INSTRUÇÕES DO EXERCÍCIO ▸ Prossiga com o texto sobre crianças em situação de rua a partir da última frase apresentada.

Sob as crianaças em situação de rua...
As crianças apresentaram duas razões
principais que as levaram a fugir de casa e recorrerem à rua: por
serem vítimas de maus-tratos em sua casa ou por necessitarem suprir
carências decorrentes de sua condição socioeconômica. Elas
representavam a rua de modo ambíguo, ora como uma experiência
prejudicial a si próprias, ora como ponto de acolhimento, pois
recorriam a ela como alternativa para livrarem-se dos ambientes
hostis de onde eram provenientes. Contudo, reconheciam que a rua não é
um lugar amistoso. Eram conscientes de que sua permanência na rua
estimulava-as a fazer "coisas ruins". Elas também se queixavam do
tratamento que recebiam dos adultos e de seus adversários. As
rivalidades entre os grupos de crianças faziam parte de seu
cotidiano, por isso andavam sempre acompanhadas por seus pares.
Algumas crianças, antes de fugirem de casa, já tinham a rua como um
espaço usual no seu dia-a-dia; nesses casos, as crianças não se
apresentavam tão críticas em relação à vida na rua.
Para
integrarem-se nesse meio e pertencerem a um grupo, as crianças
precisavam fazer coisas em comum: "cheirar cola", pedir esmola e
cometer pequenos furtos. Não havia como fugir dessa rotina, fosse
para sobreviverem à fome ou para conseguir a simpatia dos
companheiros, as crianças que ficavam na rua eram pressionadas a
agirem conforme o padrão. Por outro lado, a rua também tinha seus
atrativos, sobretudo a liberdade de fazerem o que desejavam, salvo as
limitações de suas próprias carências. Mas, ainda assim, segundo as
representações apreendidas nos discursos, o saldo era negativo. As
crianças classificavam a rua como uma experiência ruim.

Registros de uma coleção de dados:
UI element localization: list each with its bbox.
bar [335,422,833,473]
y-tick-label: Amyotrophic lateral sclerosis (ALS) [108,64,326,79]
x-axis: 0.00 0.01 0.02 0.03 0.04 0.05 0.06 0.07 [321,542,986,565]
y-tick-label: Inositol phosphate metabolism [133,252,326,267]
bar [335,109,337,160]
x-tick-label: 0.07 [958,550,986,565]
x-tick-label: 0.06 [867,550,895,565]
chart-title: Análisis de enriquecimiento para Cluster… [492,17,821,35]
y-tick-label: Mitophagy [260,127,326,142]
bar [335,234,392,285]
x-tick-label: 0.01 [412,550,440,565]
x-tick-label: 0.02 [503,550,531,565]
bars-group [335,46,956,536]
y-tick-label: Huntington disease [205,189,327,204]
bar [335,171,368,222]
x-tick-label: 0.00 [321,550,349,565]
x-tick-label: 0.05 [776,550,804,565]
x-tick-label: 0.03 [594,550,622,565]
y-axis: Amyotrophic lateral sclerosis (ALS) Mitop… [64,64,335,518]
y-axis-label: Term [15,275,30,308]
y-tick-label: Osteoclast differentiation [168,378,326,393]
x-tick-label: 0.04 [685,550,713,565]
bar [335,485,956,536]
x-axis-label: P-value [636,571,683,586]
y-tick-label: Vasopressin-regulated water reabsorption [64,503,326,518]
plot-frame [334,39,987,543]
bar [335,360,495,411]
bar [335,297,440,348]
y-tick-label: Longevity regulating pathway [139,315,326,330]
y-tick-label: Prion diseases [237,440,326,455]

RESULTADO DO EXERCÍCIO ▸
Freqüentemente, conseguiam descrever o que era ruim na rua, mas nem
sempre sabiam dizer o que era bom.
Você lembra de uma coisa boa que aconteceu com você?
M. Não sei.
E uma coisa ruim que você nunca esqueceu?
M. Ficar na rua.
P. Você gosta da vida que está levando?
E. Mais ou menos.
P. O que tem de bom e o que tem de ruim?
E.
De ruim... eu preciso de roupa, de sapato, preciso de tudo. De
mal... preciso parar de cheirar cola, de fumar pedra, de roubar, não
ficar na rua. Queria ter uma roupa, ter um trabalho, ter um sossego,
ter uma casa, ter uma mulher.
P. E o que é bom para você, na vida que você tem?
E. Não sei. P. O que você gostaria de contar pra mim dessa experiência de estar na rua?
K. Eu gosto de ficar na rua. Estou tentando parar de fazer coisa ruim, cheirar cola, fumar cigarro, maconha.
P. O que é bom e o que é ruim na rua.?
K. Na rua, nós come coisa mais gostosa.
P. O que é difícil na rua?
T.
Pra mim é por causa que os polícia bate em nós. A gente pede
dinheiro pras pessoas e elas não dá. A gente pede pra pagar uma coisa
pra nós comer, eles não pagam. Então, na rua, a gente tem uma parte
boa, mas uma parte ruim. A parte boa é do carinho, do amor e do
carinho que se tem das pessoas (refere-se aos amigos). E a parte ruim
é que, durante o dia, a gente fica com fome, muita fome. À noite, a
gente entra (no albergue), toma banho e come, mas, durante o dia, a
gente fica com fome, não tem onde tomar banho. Se não fosse aqui a
gente ia ficar sujo, imundo. Tem gente que fala que a gente fica na
rua porque quer. Eles não sabem o motivo que a gente tem pra tá na
rua. Não é porque eu quero. Eu queria morar com a minha mãe (tia
guardiã). Mas ela deu eu pro meu pai, com 10 anos. Aí eu fugi.
O dia-a-dia
Quando
as coisas transcorriam normalmente, as atividades das crianças
consistiam em brincar, cheirar cola, perambular, pedir esmola e
participar das atividades organizadas pelas instituições que acolhiam
as crianças em situação de rua. As crianças chegavam a percorrer
longas distâncias em um único dia, do centro para a periferia da
cidade e vice-versa.
P. Queria que você me contasse sua experiência na rua.
G.
Eu tô aqui desde que abriu o albergue. Uso droga, cheiro cola, jogo
bola, capoeira, fico com meu irmão. Todo dia nós vai para prainha, no
Guarapiranga.
P. Conte-me sua experiência de vida na rua.
E.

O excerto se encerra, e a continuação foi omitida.